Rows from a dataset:
# # # # # # #
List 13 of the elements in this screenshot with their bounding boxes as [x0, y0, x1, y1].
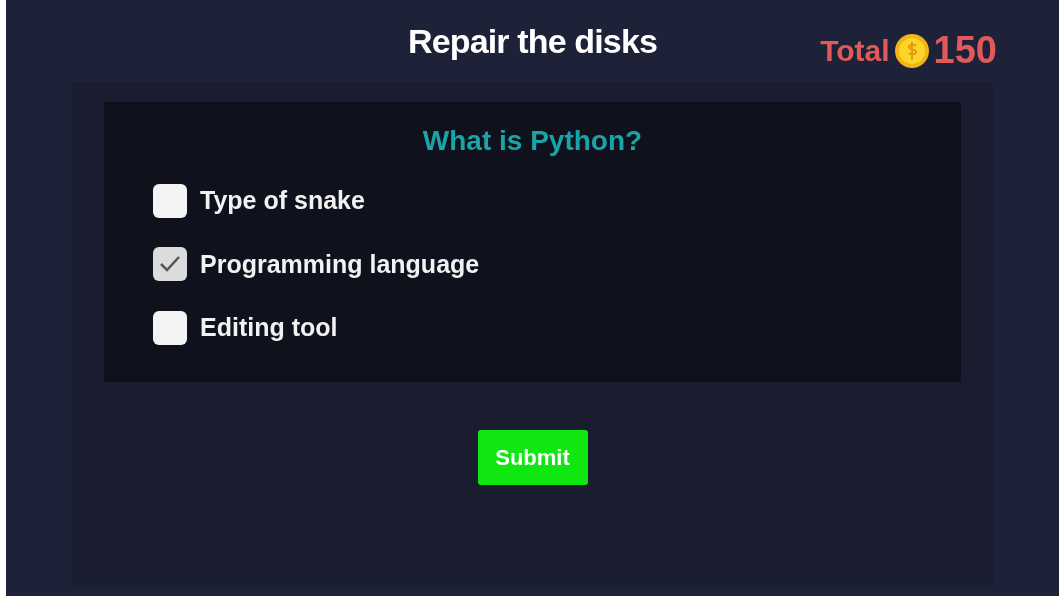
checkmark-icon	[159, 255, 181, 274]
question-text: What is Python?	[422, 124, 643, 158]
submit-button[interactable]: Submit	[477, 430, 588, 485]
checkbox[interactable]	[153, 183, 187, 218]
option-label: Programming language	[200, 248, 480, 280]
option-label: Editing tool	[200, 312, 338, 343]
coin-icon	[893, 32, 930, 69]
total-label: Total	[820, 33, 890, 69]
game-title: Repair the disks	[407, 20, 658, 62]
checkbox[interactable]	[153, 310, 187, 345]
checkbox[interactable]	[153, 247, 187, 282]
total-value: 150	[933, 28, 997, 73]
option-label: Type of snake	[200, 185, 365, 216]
# # # # # # #
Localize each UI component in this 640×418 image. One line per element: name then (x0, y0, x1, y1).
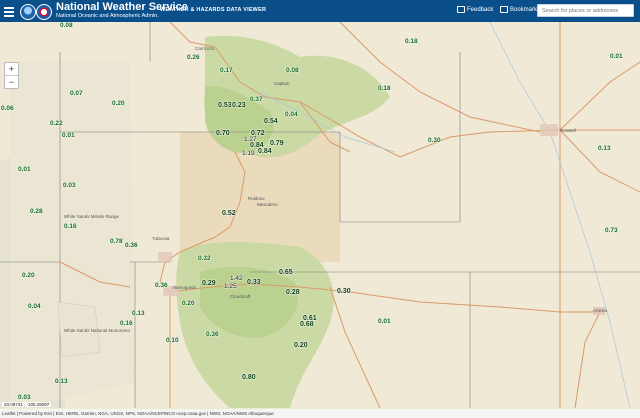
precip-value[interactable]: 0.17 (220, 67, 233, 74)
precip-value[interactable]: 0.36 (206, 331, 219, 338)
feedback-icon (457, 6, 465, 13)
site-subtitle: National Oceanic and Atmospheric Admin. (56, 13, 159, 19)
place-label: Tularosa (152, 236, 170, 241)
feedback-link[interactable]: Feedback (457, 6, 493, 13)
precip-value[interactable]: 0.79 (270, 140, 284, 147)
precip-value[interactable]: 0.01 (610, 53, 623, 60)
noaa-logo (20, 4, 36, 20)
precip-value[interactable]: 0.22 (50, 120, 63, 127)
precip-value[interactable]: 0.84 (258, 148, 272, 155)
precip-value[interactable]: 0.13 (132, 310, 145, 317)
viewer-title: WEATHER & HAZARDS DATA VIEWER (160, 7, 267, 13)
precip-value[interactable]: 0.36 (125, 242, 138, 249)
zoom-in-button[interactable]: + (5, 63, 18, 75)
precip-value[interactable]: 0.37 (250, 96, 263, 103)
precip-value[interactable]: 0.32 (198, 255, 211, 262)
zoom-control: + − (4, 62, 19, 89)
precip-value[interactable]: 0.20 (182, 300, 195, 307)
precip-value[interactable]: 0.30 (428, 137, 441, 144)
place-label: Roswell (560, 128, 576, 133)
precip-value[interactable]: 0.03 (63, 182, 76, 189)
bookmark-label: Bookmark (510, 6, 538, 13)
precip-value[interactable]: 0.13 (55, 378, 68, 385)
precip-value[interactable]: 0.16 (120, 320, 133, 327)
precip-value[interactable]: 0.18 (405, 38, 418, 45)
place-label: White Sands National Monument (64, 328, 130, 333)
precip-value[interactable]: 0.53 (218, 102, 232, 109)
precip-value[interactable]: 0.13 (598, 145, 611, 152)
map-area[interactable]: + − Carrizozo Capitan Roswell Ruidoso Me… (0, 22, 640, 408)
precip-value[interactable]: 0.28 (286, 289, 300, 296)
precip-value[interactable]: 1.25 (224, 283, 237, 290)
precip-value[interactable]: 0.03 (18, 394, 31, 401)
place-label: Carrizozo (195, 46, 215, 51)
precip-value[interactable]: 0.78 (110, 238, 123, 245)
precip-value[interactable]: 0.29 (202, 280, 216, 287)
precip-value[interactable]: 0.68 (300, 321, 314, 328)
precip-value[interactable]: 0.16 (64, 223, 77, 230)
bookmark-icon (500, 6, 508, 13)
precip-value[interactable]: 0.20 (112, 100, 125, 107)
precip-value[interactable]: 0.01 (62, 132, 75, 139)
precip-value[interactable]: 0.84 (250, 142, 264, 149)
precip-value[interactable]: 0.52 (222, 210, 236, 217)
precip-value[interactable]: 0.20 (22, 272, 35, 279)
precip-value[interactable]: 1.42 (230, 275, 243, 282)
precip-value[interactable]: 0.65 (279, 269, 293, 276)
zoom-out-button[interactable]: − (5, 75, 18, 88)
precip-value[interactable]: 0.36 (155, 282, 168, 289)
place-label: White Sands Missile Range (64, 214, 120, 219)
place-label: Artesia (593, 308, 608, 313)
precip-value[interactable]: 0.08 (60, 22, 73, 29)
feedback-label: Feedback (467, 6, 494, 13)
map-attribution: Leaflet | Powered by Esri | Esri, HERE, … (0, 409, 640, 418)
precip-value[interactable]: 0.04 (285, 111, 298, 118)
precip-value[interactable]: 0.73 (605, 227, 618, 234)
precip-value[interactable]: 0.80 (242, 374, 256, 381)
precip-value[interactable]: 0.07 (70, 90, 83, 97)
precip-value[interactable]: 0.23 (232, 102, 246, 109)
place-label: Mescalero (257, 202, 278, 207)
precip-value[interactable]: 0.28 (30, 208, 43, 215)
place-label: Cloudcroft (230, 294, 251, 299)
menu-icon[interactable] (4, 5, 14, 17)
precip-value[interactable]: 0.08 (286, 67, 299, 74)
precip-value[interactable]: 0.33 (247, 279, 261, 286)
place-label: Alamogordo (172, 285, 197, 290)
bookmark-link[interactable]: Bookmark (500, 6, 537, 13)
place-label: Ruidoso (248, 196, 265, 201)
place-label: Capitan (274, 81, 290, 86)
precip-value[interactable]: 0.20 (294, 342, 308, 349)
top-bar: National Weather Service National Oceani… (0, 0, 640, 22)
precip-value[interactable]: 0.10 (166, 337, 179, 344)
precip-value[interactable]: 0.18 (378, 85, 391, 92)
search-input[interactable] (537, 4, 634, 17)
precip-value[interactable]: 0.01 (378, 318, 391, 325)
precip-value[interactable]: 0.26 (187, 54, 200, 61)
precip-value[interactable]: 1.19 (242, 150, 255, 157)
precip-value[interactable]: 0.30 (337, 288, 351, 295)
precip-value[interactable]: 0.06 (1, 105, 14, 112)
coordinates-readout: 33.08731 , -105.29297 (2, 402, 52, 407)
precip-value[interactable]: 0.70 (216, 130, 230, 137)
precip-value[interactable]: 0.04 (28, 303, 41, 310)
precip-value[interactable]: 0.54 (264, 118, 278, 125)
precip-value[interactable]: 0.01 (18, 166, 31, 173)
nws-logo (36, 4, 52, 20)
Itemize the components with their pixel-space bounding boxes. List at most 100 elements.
# # # # # # #
Arrange the lines of the data above as a JSON list of strings, one string per line, starting at the line containing "List 13 of the" and ending at the line containing "28, 997, 73]", both included. Leave out blank lines and the pictures.

- Exercise response
[
  "List 13 of the elements in this screenshot with their bounding boxes as [x0, y0, x1, y1].",
  "checkmark-icon\t[159, 255, 181, 274]",
  "question-text: What is Python?\t[422, 124, 643, 158]",
  "submit-button[interactable]: Submit\t[477, 430, 588, 485]",
  "checkbox[interactable]\t[153, 183, 187, 218]",
  "option-label: Programming language\t[200, 248, 480, 280]",
  "option-label: Editing tool\t[200, 312, 338, 343]",
  "coin-icon\t[893, 32, 930, 69]",
  "total-label: Total\t[820, 33, 890, 69]",
  "game-title: Repair the disks\t[407, 20, 658, 62]",
  "checkbox[interactable]\t[153, 310, 187, 345]",
  "checkbox[interactable]\t[153, 247, 187, 282]",
  "total-value: 150\t[933, 28, 997, 73]"
]